[Saved data entries]
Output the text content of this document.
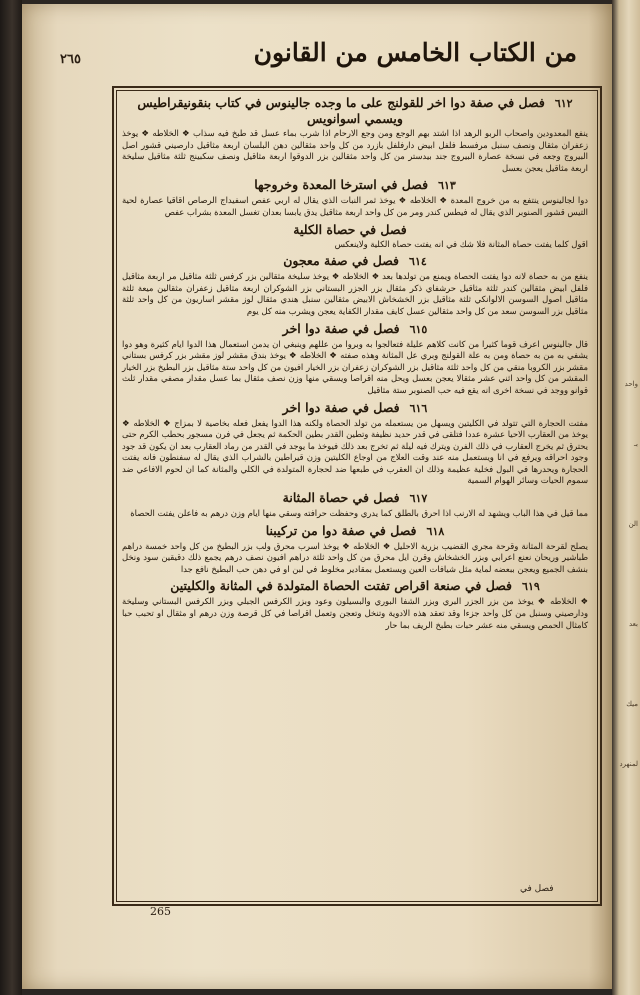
واحد
بـ
الن
بعد
ميك
لمنهرد
٢٦٥	من الكتاب الخامس من القانون
٦١٢فصل في صفة دوا اخر للقولنج على ما وجده جالينوس في كتاب بنقونيقراطيس ويسمي اسوانويس

ينفع المعدودين واصحاب الربو الرهد اذا اشتد بهم الوجع ومن وجع الارحام اذا شرب بماء عسل قد طبخ فيه سذاب ❖ الخلاطه ❖ يوخذ زعفران مثقال ونصف سنبل مرفسط فلفل ابيض دارفلفل بازرد من كل واحد مثقالين دهن البلسان اربعة مثاقيل دارصيني قشور اصل البيروج وجعه في نسخة عصارة البيروج جند بيدستر من كل واحد مثقالين بزر الدوقوا اربعة مثاقيل ونصف سكبينج ثلثة مثاقيل سليخة اربعة مثاقيل يعجن بعسل

٦١٣فصل في استرخا المعدة وخروجها

دوا لجالينوس ينتفع به من خروج المعدة ❖ الخلاطه ❖ يوخذ ثمر النبات الذي يقال له اربي عفص اسفيداج الرصاص اقاقيا عصارة لحية التيس قشور الصنوبر الذي يقال له فيطس كندر ومر من كل واحد اربعة مثاقيل يدق يابسا بعدان تغسل المعدة بشراب عفص

فصل في حصاة الكلية

اقول كلما يفتت حصاة المثانة فلا شك في انه يفتت حصاة الكلية ولاينعكس

٦١٤فصل في صفة معجون

ينفع من به حصاة لانه دوا يفتت الحصاة ويمنع من تولدها بعد ❖ الخلاطه ❖ يوخذ سليخة مثقالين بزر كرفس ثلثة مثاقيل مر اربعة مثاقيل فلفل ابيض مثقالين كندر ثلثة مثاقيل حرشفاي ذكر مثقال بزر الجزر البستاني بزر الشوكران اربعة مثاقيل زعفران مثقالين ميعة ثلثة مثاقيل اصول السوسن الالوانكي ثلثة مثاقيل بزر الخشخاش الابيض مثقالين سنبل هندي مثقال لوز مقشر اساريون من كل واحد ثلثة مثاقيل بزر السوسن سعد من كل واحد مثقالين عسل كايف مقدار الكفاية يعجن ويشرب منه كل يوم

٦١٥فصل في صفة دوا اخر

قال جالينوس اعرف قوما كثيرا من كانت كلاهم عليلة فتعالجوا به وبروا من عللهم وينبغي ان يدمن استعمال هذا الدوا ايام كثيرة وهو دوا يشفي به من به حصاة ومن به علة القولنج وبري عل المثانة وهذه صفته ❖ الخلاطه ❖ يوخذ بندق مقشر لوز مقشر بزر كرفس بستاني مقشر بزر الكروبا منقي من كل واحد ثلثة مثاقيل بزر الشوكران زعفران بزر الخيار افيون من كل واحد ستة مثاقيل بزر البطيخ بزر الخيار المقشر من كل واحد اثني عشر مثقالا يعجن بعسل ويحل منه اقراصا ويسقي منها وزن نصف مثقال بما عسل مقدار مصفي مقدار ثلث قوانو ووجد في نسخة اخرى انه يقع فيه حب الصنوبر ستة مثاقيل

٦١٦فصل في صفة دوا اخر

مفتت الحجارة التي تتولد في الكليتين ويسهل من يستعمله من تولد الحصاة ولكنه هذا الدوا يفعل فعله بخاصية لا بمزاج ❖ الخلاطه ❖ يوخذ من العقارب الاحيا عشرة عددا فتلقى في قدر حديد نظيفة وتطين القدر بطين الحكمة ثم يجعل في فرن مسجور بحطب الكرم حتى يحترق ثم يخرج العقارب في ذلك الفرن ويترك فيه ليلة ثم تخرج بعد ذلك فيوخذ ما يوجد في القدر من رماد العقارب بعد ان يكون قد جود وجود احراقه ويرفع في انا ويستعمل منه عند وقت العلاج من اوجاع الكليتين وزن قيراطين بالشراب الذي يقال له سفنطون فانه يفتت الحجارة ويحدرها في البول فخلية عظيمة وذلك ان العقرب في طبعها ضد لحجارة المتولدة في الكلي والمثانة كما ان لحوم الافاعي ضد سموم الحيات وسائر الهوام السمية

٦١٧فصل في حصاة المثانة

مما قيل في هذا الباب ويشهد له الارنب اذا احرق بالطلق كما يدري وحفظت حرافته وسقي منها ايام وزن درهم به فاعلن يفتت الحصاة

٦١٨فصل في صفة دوا من تركيبنا

يصلح لقرحة المثانة وقرحة مجري القضيب بزرية الاحليل ❖ الخلاطه ❖ يوخذ اسرب محرق ولب بزر البطيخ من كل واحد خمسة دراهم طباشير وريحان نعنع اعرابي وبزر الخشخاش وقرن ايل محرق من كل واحد ثلثة دراهم افيون نصف درهم يجمع ذلك دقيقين سود ونخل بنشف الجميع ويعجن ببعضه لماية مثل شيافات العين ويستعمل بمقادير مخلوط في لبن او في دهن حب البطيخ نافع جدا

٦١٩فصل في صنعة اقراص تفتت الحصاة المتولدة في المثانة والكليتين

❖ الخلاطه ❖ يوخذ من بزر الجزر البري وبزر الشفا البوري والبسيلون وعود وبزر الكرفس الجبلي وبزر الكرفس البستاني وسليخة ودارصيني وسنبل من كل واحد جزءا وقد تعقد هذه الادوية وتنخل وتعجن وتعمل اقراصا في كل قرصة وزن درهم او مثقال او تحبب حبا كامثال الحمص ويسقي منه عشر حبات بطبخ الريف بما حار

فصل في
265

**WHAT TO WORK ON:** Write the records out again in full, exactly, and skip every picture.

**WRITTEN REPLY:**
Output the text content of this document.
واحد
بـ
الن
بعد
ميك
لمنهرد
٢٦٥	من الكتاب الخامس من القانون
٦١٢فصل في صفة دوا اخر للقولنج على ما وجده جالينوس في كتاب بنقونيقراطيس ويسمي اسوانويس

ينفع المعدودين واصحاب الربو الرهد اذا اشتد بهم الوجع ومن وجع الارحام اذا شرب بماء عسل قد طبخ فيه سذاب ❖ الخلاطه ❖ يوخذ زعفران مثقال ونصف سنبل مرفسط فلفل ابيض دارفلفل بازرد من كل واحد مثقالين دهن البلسان اربعة مثاقيل دارصيني قشور اصل البيروج وجعه في نسخة عصارة البيروج جند بيدستر من كل واحد مثقالين بزر الدوقوا اربعة مثاقيل ونصف سكبينج ثلثة مثاقيل سليخة اربعة مثاقيل يعجن بعسل

٦١٣فصل في استرخا المعدة وخروجها

دوا لجالينوس ينتفع به من خروج المعدة ❖ الخلاطه ❖ يوخذ ثمر النبات الذي يقال له اربي عفص اسفيداج الرصاص اقاقيا عصارة لحية التيس قشور الصنوبر الذي يقال له فيطس كندر ومر من كل واحد اربعة مثاقيل يدق يابسا بعدان تغسل المعدة بشراب عفص

فصل في حصاة الكلية

اقول كلما يفتت حصاة المثانة فلا شك في انه يفتت حصاة الكلية ولاينعكس

٦١٤فصل في صفة معجون

ينفع من به حصاة لانه دوا يفتت الحصاة ويمنع من تولدها بعد ❖ الخلاطه ❖ يوخذ سليخة مثقالين بزر كرفس ثلثة مثاقيل مر اربعة مثاقيل فلفل ابيض مثقالين كندر ثلثة مثاقيل حرشفاي ذكر مثقال بزر الجزر البستاني بزر الشوكران اربعة مثاقيل زعفران مثقالين ميعة ثلثة مثاقيل اصول السوسن الالوانكي ثلثة مثاقيل بزر الخشخاش الابيض مثقالين سنبل هندي مثقال لوز مقشر اساريون من كل واحد ثلثة مثاقيل بزر السوسن سعد من كل واحد مثقالين عسل كايف مقدار الكفاية يعجن ويشرب منه كل يوم

٦١٥فصل في صفة دوا اخر

قال جالينوس اعرف قوما كثيرا من كانت كلاهم عليلة فتعالجوا به وبروا من عللهم وينبغي ان يدمن استعمال هذا الدوا ايام كثيرة وهو دوا يشفي به من به حصاة ومن به علة القولنج وبري عل المثانة وهذه صفته ❖ الخلاطه ❖ يوخذ بندق مقشر لوز مقشر بزر كرفس بستاني مقشر بزر الكروبا منقي من كل واحد ثلثة مثاقيل بزر الشوكران زعفران بزر الخيار افيون من كل واحد ستة مثاقيل بزر البطيخ بزر الخيار المقشر من كل واحد اثني عشر مثقالا يعجن بعسل ويحل منه اقراصا ويسقي منها وزن نصف مثقال بما عسل مقدار مصفي مقدار ثلث قوانو ووجد في نسخة اخرى انه يقع فيه حب الصنوبر ستة مثاقيل

٦١٦فصل في صفة دوا اخر

مفتت الحجارة التي تتولد في الكليتين ويسهل من يستعمله من تولد الحصاة ولكنه هذا الدوا يفعل فعله بخاصية لا بمزاج ❖ الخلاطه ❖ يوخذ من العقارب الاحيا عشرة عددا فتلقى في قدر حديد نظيفة وتطين القدر بطين الحكمة ثم يجعل في فرن مسجور بحطب الكرم حتى يحترق ثم يخرج العقارب في ذلك الفرن ويترك فيه ليلة ثم تخرج بعد ذلك فيوخذ ما يوجد في القدر من رماد العقارب بعد ان يكون قد جود وجود احراقه ويرفع في انا ويستعمل منه عند وقت العلاج من اوجاع الكليتين وزن قيراطين بالشراب الذي يقال له سفنطون فانه يفتت الحجارة ويحدرها في البول فخلية عظيمة وذلك ان العقرب في طبعها ضد لحجارة المتولدة في الكلي والمثانة كما ان لحوم الافاعي ضد سموم الحيات وسائر الهوام السمية

٦١٧فصل في حصاة المثانة

مما قيل في هذا الباب ويشهد له الارنب اذا احرق بالطلق كما يدري وحفظت حرافته وسقي منها ايام وزن درهم به فاعلن يفتت الحصاة

٦١٨فصل في صفة دوا من تركيبنا

يصلح لقرحة المثانة وقرحة مجري القضيب بزرية الاحليل ❖ الخلاطه ❖ يوخذ اسرب محرق ولب بزر البطيخ من كل واحد خمسة دراهم طباشير وريحان نعنع اعرابي وبزر الخشخاش وقرن ايل محرق من كل واحد ثلثة دراهم افيون نصف درهم يجمع ذلك دقيقين سود ونخل بنشف الجميع ويعجن ببعضه لماية مثل شيافات العين ويستعمل بمقادير مخلوط في لبن او في دهن حب البطيخ نافع جدا

٦١٩فصل في صنعة اقراص تفتت الحصاة المتولدة في المثانة والكليتين

❖ الخلاطه ❖ يوخذ من بزر الجزر البري وبزر الشفا البوري والبسيلون وعود وبزر الكرفس الجبلي وبزر الكرفس البستاني وسليخة ودارصيني وسنبل من كل واحد جزءا وقد تعقد هذه الادوية وتنخل وتعجن وتعمل اقراصا في كل قرصة وزن درهم او مثقال او تحبب حبا كامثال الحمص ويسقي منه عشر حبات بطبخ الريف بما حار

فصل في
265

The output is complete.